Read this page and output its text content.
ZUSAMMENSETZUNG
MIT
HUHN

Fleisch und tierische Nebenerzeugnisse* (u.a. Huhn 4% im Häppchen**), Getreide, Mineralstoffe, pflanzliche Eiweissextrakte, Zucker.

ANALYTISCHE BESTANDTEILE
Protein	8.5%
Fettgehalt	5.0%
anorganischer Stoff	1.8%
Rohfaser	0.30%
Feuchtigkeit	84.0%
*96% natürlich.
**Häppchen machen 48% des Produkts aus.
...
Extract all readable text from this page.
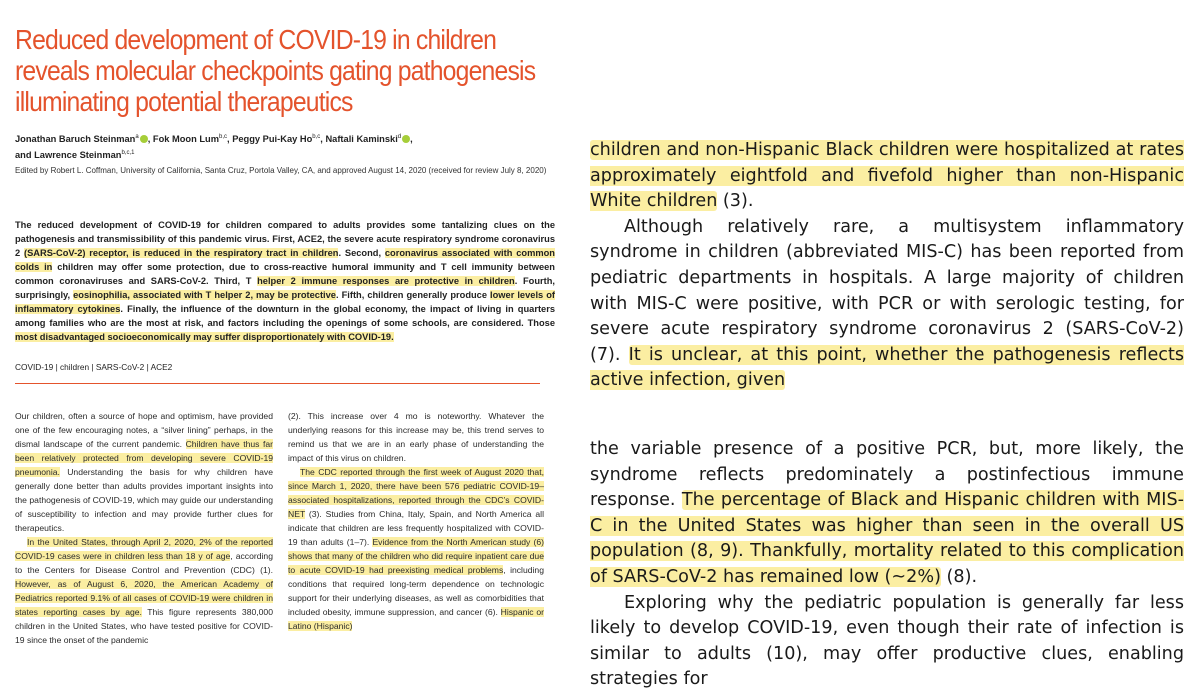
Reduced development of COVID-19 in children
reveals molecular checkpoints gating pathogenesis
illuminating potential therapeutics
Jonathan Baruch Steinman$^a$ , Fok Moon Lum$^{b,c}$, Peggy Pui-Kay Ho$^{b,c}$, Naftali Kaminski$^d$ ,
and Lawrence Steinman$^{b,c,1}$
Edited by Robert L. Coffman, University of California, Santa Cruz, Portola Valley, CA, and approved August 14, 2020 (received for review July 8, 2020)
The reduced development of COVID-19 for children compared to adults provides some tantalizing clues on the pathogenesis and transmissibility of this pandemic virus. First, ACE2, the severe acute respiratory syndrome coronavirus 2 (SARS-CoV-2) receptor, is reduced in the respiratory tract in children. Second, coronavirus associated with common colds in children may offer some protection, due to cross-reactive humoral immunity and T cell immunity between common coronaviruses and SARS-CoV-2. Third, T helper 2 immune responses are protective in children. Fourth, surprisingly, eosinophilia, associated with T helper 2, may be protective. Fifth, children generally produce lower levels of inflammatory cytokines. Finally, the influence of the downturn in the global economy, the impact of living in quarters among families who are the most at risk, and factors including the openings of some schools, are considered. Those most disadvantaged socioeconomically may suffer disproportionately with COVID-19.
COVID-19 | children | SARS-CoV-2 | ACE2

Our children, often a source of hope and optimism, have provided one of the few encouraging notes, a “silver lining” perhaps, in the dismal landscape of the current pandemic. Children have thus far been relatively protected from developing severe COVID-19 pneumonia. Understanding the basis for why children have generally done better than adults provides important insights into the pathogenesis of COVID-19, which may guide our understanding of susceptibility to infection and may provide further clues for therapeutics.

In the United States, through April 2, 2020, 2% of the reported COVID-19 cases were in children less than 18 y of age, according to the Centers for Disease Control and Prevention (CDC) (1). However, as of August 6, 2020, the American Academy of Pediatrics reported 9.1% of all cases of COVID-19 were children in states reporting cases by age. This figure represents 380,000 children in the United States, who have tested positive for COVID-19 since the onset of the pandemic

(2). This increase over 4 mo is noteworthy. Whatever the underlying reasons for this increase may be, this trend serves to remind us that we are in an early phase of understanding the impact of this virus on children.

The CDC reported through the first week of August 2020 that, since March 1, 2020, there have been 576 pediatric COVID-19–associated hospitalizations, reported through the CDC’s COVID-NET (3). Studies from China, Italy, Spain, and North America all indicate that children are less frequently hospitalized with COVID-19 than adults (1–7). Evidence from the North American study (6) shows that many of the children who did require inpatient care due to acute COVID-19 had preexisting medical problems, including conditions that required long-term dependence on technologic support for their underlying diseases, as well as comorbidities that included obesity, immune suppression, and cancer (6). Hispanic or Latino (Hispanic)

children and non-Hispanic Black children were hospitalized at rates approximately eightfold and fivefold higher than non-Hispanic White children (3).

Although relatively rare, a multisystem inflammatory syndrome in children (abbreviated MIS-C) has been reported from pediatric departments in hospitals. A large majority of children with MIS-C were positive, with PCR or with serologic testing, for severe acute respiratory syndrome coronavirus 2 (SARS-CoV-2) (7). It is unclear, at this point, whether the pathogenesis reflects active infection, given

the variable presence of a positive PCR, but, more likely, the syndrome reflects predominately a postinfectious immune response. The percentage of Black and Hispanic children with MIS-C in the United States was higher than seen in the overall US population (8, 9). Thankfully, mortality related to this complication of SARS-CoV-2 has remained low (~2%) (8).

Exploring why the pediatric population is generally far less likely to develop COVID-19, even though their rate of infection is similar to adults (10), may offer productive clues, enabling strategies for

■ **Problem to work on**
Wherever the string "page" is found in the listing above, copy the line that contains it.

■ **Completed task**
Read this page and output its text content.
Extract all readable text from this page.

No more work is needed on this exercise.